__DO THIS__: State how many lines in the records hold the word "Total", giving the number and no other text.

__DATA__:

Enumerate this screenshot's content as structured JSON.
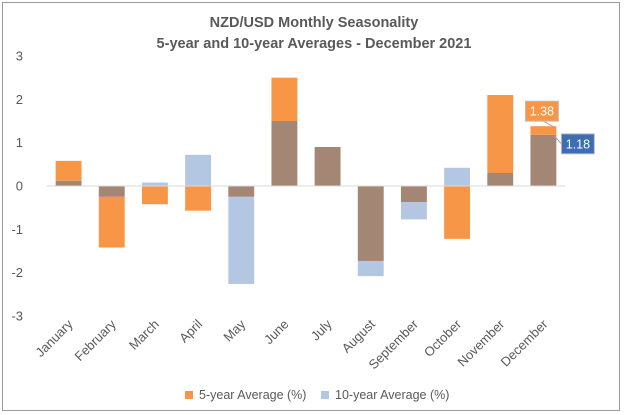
{
  "chart_data": {
    "type": "bar",
    "title_line1": "NZD/USD Monthly Seasonality",
    "title_line2": "5-year and 10-year Averages - December 2021",
    "xlabel": "",
    "ylabel": "",
    "ylim": [
      -3,
      3
    ],
    "yticks": [
      3,
      2,
      1,
      0,
      -1,
      -2,
      -3
    ],
    "ytick_labels": [
      "3",
      "2",
      "1",
      "0",
      "-1",
      "-2",
      "-3"
    ],
    "grid": false,
    "legend_position": "bottom",
    "categories": [
      "January",
      "February",
      "March",
      "April",
      "May",
      "June",
      "July",
      "August",
      "September",
      "October",
      "November",
      "December"
    ],
    "series": [
      {
        "name": "5-year Average (%)",
        "color": "#F79646",
        "values": [
          0.58,
          -1.42,
          -0.42,
          -0.57,
          -0.25,
          2.5,
          0.9,
          -1.73,
          -0.37,
          -1.22,
          2.1,
          1.38
        ]
      },
      {
        "name": "10-year Average (%)",
        "color": "#B3C7E3",
        "values": [
          0.12,
          -0.25,
          0.08,
          0.72,
          -2.26,
          1.5,
          0.9,
          -2.08,
          -0.77,
          0.42,
          0.3,
          1.18
        ]
      }
    ],
    "overlap_color": "#A48675",
    "callouts": [
      {
        "series": 0,
        "category": "December",
        "label": "1.38",
        "color": "#F79646"
      },
      {
        "series": 1,
        "category": "December",
        "label": "1.18",
        "color": "#3D6DB5"
      }
    ]
  }
}
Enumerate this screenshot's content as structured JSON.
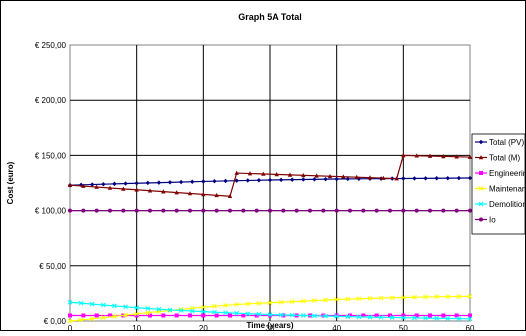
{
  "chart_data": {
    "type": "line",
    "title": "Graph 5A Total",
    "xlabel": "Time (years)",
    "ylabel": "Cost (euro)",
    "xlim": [
      0,
      60
    ],
    "ylim": [
      0,
      250
    ],
    "x_ticks": [
      0,
      10,
      20,
      30,
      40,
      50,
      60
    ],
    "x_tick_labels": [
      "0",
      "10",
      "20",
      "30",
      "40",
      "50",
      "60"
    ],
    "y_ticks": [
      0,
      50,
      100,
      150,
      200,
      250
    ],
    "y_tick_labels": [
      "€ 0,00",
      "€ 50,00",
      "€ 100,00",
      "€ 150,00",
      "€ 200,00",
      "€ 250,00"
    ],
    "grid": true,
    "legend_position": "right",
    "series": [
      {
        "name": "Total (PV)",
        "color": "#000080",
        "marker": "diamond",
        "points": [
          [
            0,
            123
          ],
          [
            5,
            123.9
          ],
          [
            10,
            124.8
          ],
          [
            15,
            125.6
          ],
          [
            20,
            126.4
          ],
          [
            25,
            127.1
          ],
          [
            30,
            127.7
          ],
          [
            35,
            128.2
          ],
          [
            40,
            128.6
          ],
          [
            45,
            128.9
          ],
          [
            50,
            129.1
          ],
          [
            55,
            129.3
          ],
          [
            60,
            129.5
          ]
        ]
      },
      {
        "name": "Total (M)",
        "color": "#800000",
        "marker": "triangle",
        "points": [
          [
            0,
            123
          ],
          [
            24,
            113
          ],
          [
            25,
            134
          ],
          [
            49,
            129
          ],
          [
            50,
            150
          ],
          [
            60,
            148.5
          ]
        ]
      },
      {
        "name": "Engineering",
        "color": "#ff00ff",
        "marker": "square",
        "points": [
          [
            0,
            5
          ],
          [
            60,
            5
          ]
        ]
      },
      {
        "name": "Maintenance (PV",
        "color": "#ffff00",
        "marker": "x",
        "points": [
          [
            0,
            0
          ],
          [
            5,
            3
          ],
          [
            10,
            6.5
          ],
          [
            15,
            9.5
          ],
          [
            20,
            12.5
          ],
          [
            25,
            15
          ],
          [
            30,
            16.5
          ],
          [
            35,
            18
          ],
          [
            40,
            19.5
          ],
          [
            45,
            20.5
          ],
          [
            50,
            21.3
          ],
          [
            55,
            22
          ],
          [
            60,
            22.3
          ]
        ]
      },
      {
        "name": "Demolition",
        "color": "#00ffff",
        "marker": "x",
        "points": [
          [
            0,
            17
          ],
          [
            5,
            14.5
          ],
          [
            10,
            12
          ],
          [
            15,
            10
          ],
          [
            20,
            8.5
          ],
          [
            25,
            7
          ],
          [
            30,
            5.8
          ],
          [
            35,
            5
          ],
          [
            40,
            4.2
          ],
          [
            45,
            3.5
          ],
          [
            50,
            3
          ],
          [
            55,
            2.5
          ],
          [
            60,
            2
          ]
        ]
      },
      {
        "name": "Io",
        "color": "#800080",
        "marker": "circle",
        "points": [
          [
            0,
            100
          ],
          [
            60,
            100
          ]
        ]
      }
    ]
  }
}
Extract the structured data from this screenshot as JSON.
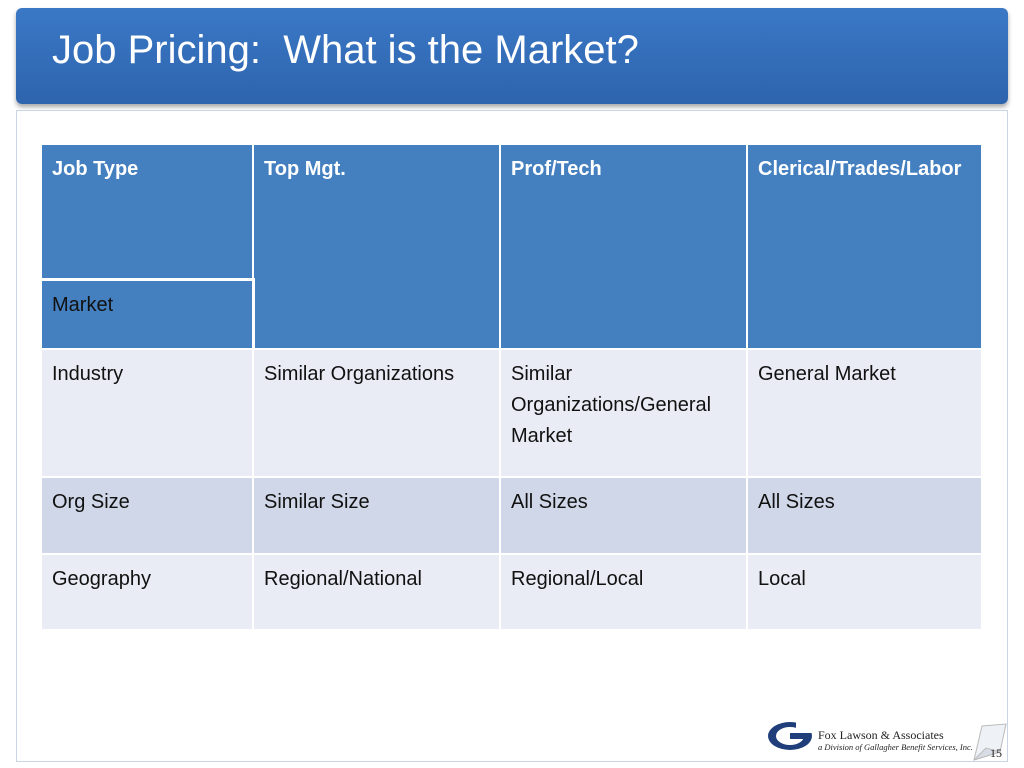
{
  "header": {
    "title": "Job Pricing:  What is the Market?"
  },
  "table": {
    "header": [
      "Job Type",
      "Top Mgt.",
      "Prof/Tech",
      "Clerical/Trades/Labor"
    ],
    "subheader": "Market",
    "rows": [
      [
        "Industry",
        "Similar Organizations",
        "Similar Organizations/General Market",
        "General Market"
      ],
      [
        "Org Size",
        "Similar Size",
        "All Sizes",
        "All Sizes"
      ],
      [
        "Geography",
        "Regional/National",
        "Regional/Local",
        "Local"
      ]
    ]
  },
  "footer": {
    "company": "Fox Lawson & Associates",
    "division": "a Division of Gallagher Benefit Services, Inc.",
    "page": "15"
  }
}
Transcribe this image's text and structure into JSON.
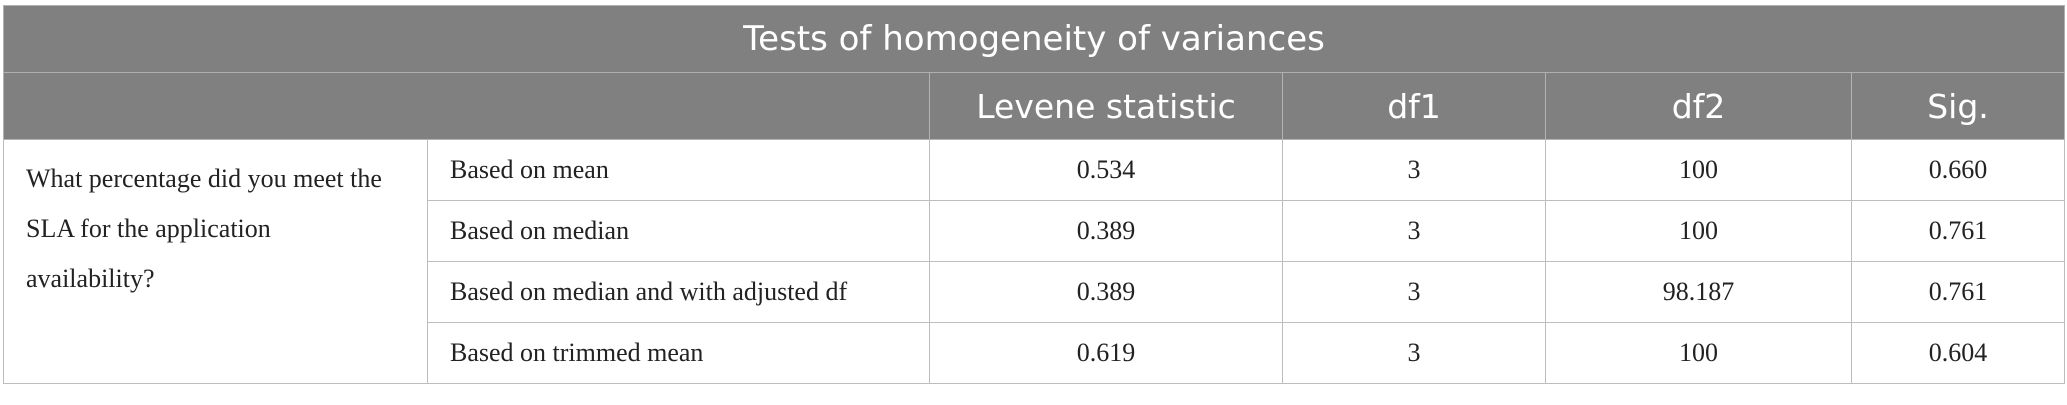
{
  "title": "Tests of homogeneity of variances",
  "columns": [
    "",
    "",
    "Levene statistic",
    "df1",
    "df2",
    "Sig."
  ],
  "item": "What percentage did you meet the SLA for the application availability?",
  "rows": [
    {
      "label": "Based on mean",
      "levene": "0.534",
      "df1": "3",
      "df2": "100",
      "sig": "0.660"
    },
    {
      "label": "Based on median",
      "levene": "0.389",
      "df1": "3",
      "df2": "100",
      "sig": "0.761"
    },
    {
      "label": "Based on median and with adjusted df",
      "levene": "0.389",
      "df1": "3",
      "df2": "98.187",
      "sig": "0.761"
    },
    {
      "label": "Based on trimmed mean",
      "levene": "0.619",
      "df1": "3",
      "df2": "100",
      "sig": "0.604"
    }
  ]
}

__WRITTEN SOLUTION__: 3